# [The task]
Write down each entry again, exactly as it reads.
— BEGIN Available data —
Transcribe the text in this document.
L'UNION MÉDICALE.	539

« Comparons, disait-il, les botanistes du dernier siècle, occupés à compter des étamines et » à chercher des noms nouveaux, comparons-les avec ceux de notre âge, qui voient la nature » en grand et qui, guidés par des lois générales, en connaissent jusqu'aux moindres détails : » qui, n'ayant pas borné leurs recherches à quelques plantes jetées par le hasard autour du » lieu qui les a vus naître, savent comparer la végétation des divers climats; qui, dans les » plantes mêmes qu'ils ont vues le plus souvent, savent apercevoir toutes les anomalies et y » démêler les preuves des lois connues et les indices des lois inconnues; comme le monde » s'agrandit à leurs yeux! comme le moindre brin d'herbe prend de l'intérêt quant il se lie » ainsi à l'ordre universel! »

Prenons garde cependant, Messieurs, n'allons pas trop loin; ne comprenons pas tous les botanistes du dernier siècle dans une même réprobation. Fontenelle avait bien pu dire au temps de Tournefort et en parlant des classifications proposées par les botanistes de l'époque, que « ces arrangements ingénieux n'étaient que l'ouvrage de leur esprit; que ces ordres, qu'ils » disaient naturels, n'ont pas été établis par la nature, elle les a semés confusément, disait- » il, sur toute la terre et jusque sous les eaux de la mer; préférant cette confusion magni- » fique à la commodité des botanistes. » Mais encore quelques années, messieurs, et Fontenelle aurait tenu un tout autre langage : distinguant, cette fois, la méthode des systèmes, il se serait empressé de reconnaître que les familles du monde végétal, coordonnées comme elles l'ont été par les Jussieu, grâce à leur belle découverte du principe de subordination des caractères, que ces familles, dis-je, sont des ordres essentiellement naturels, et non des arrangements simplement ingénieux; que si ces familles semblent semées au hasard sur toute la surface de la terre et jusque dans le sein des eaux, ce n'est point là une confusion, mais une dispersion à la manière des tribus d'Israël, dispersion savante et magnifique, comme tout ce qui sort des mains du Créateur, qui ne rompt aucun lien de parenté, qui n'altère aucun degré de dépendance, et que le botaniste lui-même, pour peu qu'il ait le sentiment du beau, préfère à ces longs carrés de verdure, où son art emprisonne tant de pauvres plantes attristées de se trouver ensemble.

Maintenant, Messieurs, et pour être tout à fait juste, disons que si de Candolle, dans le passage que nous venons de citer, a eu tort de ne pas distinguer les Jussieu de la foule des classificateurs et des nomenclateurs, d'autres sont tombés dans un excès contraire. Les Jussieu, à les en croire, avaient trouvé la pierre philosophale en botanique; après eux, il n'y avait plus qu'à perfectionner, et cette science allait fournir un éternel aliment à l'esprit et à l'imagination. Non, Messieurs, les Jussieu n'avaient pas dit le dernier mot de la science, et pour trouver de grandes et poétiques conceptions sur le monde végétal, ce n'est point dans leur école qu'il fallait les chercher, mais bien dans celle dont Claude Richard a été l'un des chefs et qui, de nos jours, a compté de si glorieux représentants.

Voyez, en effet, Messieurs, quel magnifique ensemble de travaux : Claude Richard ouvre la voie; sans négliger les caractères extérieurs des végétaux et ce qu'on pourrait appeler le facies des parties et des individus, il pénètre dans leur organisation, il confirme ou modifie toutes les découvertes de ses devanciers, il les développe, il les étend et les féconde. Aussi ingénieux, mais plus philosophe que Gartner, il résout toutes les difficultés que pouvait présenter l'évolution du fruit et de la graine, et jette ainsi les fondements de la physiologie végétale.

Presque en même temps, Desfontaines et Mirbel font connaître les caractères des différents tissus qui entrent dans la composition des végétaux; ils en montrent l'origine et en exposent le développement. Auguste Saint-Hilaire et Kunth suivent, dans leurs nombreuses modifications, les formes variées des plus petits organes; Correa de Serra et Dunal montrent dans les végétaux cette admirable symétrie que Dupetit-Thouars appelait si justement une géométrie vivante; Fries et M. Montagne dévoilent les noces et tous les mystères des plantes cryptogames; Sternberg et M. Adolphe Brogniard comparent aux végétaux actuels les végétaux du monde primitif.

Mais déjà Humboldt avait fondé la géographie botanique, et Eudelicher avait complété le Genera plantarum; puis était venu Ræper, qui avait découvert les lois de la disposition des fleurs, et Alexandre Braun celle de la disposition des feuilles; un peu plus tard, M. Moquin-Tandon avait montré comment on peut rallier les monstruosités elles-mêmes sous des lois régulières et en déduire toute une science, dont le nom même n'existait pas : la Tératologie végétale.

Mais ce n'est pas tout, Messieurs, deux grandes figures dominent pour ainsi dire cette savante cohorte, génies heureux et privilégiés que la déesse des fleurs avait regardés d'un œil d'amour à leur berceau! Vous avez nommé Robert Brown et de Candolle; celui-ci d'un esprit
— END Available data —
# [Answer to the problem]
Transcribe the text in this document.
L'UNION MÉDICALE.	539

« Comparons, disait-il, les botanistes du dernier siècle, occupés à compter des étamines et » à chercher des noms nouveaux, comparons-les avec ceux de notre âge, qui voient la nature » en grand et qui, guidés par des lois générales, en connaissent jusqu'aux moindres détails : » qui, n'ayant pas borné leurs recherches à quelques plantes jetées par le hasard autour du » lieu qui les a vus naître, savent comparer la végétation des divers climats; qui, dans les » plantes mêmes qu'ils ont vues le plus souvent, savent apercevoir toutes les anomalies et y » démêler les preuves des lois connues et les indices des lois inconnues; comme le monde » s'agrandit à leurs yeux! comme le moindre brin d'herbe prend de l'intérêt quant il se lie » ainsi à l'ordre universel! »

Prenons garde cependant, Messieurs, n'allons pas trop loin; ne comprenons pas tous les botanistes du dernier siècle dans une même réprobation. Fontenelle avait bien pu dire au temps de Tournefort et en parlant des classifications proposées par les botanistes de l'époque, que « ces arrangements ingénieux n'étaient que l'ouvrage de leur esprit; que ces ordres, qu'ils » disaient naturels, n'ont pas été établis par la nature, elle les a semés confusément, disait- » il, sur toute la terre et jusque sous les eaux de la mer; préférant cette confusion magni- » fique à la commodité des botanistes. » Mais encore quelques années, messieurs, et Fontenelle aurait tenu un tout autre langage : distinguant, cette fois, la méthode des systèmes, il se serait empressé de reconnaître que les familles du monde végétal, coordonnées comme elles l'ont été par les Jussieu, grâce à leur belle découverte du principe de subordination des caractères, que ces familles, dis-je, sont des ordres essentiellement naturels, et non des arrangements simplement ingénieux; que si ces familles semblent semées au hasard sur toute la surface de la terre et jusque dans le sein des eaux, ce n'est point là une confusion, mais une dispersion à la manière des tribus d'Israël, dispersion savante et magnifique, comme tout ce qui sort des mains du Créateur, qui ne rompt aucun lien de parenté, qui n'altère aucun degré de dépendance, et que le botaniste lui-même, pour peu qu'il ait le sentiment du beau, préfère à ces longs carrés de verdure, où son art emprisonne tant de pauvres plantes attristées de se trouver ensemble.

Maintenant, Messieurs, et pour être tout à fait juste, disons que si de Candolle, dans le passage que nous venons de citer, a eu tort de ne pas distinguer les Jussieu de la foule des classificateurs et des nomenclateurs, d'autres sont tombés dans un excès contraire. Les Jussieu, à les en croire, avaient trouvé la pierre philosophale en botanique; après eux, il n'y avait plus qu'à perfectionner, et cette science allait fournir un éternel aliment à l'esprit et à l'imagination. Non, Messieurs, les Jussieu n'avaient pas dit le dernier mot de la science, et pour trouver de grandes et poétiques conceptions sur le monde végétal, ce n'est point dans leur école qu'il fallait les chercher, mais bien dans celle dont Claude Richard a été l'un des chefs et qui, de nos jours, a compté de si glorieux représentants.

Voyez, en effet, Messieurs, quel magnifique ensemble de travaux : Claude Richard ouvre la voie; sans négliger les caractères extérieurs des végétaux et ce qu'on pourrait appeler le facies des parties et des individus, il pénètre dans leur organisation, il confirme ou modifie toutes les découvertes de ses devanciers, il les développe, il les étend et les féconde. Aussi ingénieux, mais plus philosophe que Gartner, il résout toutes les difficultés que pouvait présenter l'évolution du fruit et de la graine, et jette ainsi les fondements de la physiologie végétale.

Presque en même temps, Desfontaines et Mirbel font connaître les caractères des différents tissus qui entrent dans la composition des végétaux; ils en montrent l'origine et en exposent le développement. Auguste Saint-Hilaire et Kunth suivent, dans leurs nombreuses modifications, les formes variées des plus petits organes; Correa de Serra et Dunal montrent dans les végétaux cette admirable symétrie que Dupetit-Thouars appelait si justement une géométrie vivante; Fries et M. Montagne dévoilent les noces et tous les mystères des plantes cryptogames; Sternberg et M. Adolphe Brogniard comparent aux végétaux actuels les végétaux du monde primitif.

Mais déjà Humboldt avait fondé la géographie botanique, et Eudelicher avait complété le Genera plantarum; puis était venu Ræper, qui avait découvert les lois de la disposition des fleurs, et Alexandre Braun celle de la disposition des feuilles; un peu plus tard, M. Moquin-Tandon avait montré comment on peut rallier les monstruosités elles-mêmes sous des lois régulières et en déduire toute une science, dont le nom même n'existait pas : la Tératologie végétale.

Mais ce n'est pas tout, Messieurs, deux grandes figures dominent pour ainsi dire cette savante cohorte, génies heureux et privilégiés que la déesse des fleurs avait regardés d'un œil d'amour à leur berceau! Vous avez nommé Robert Brown et de Candolle; celui-ci d'un esprit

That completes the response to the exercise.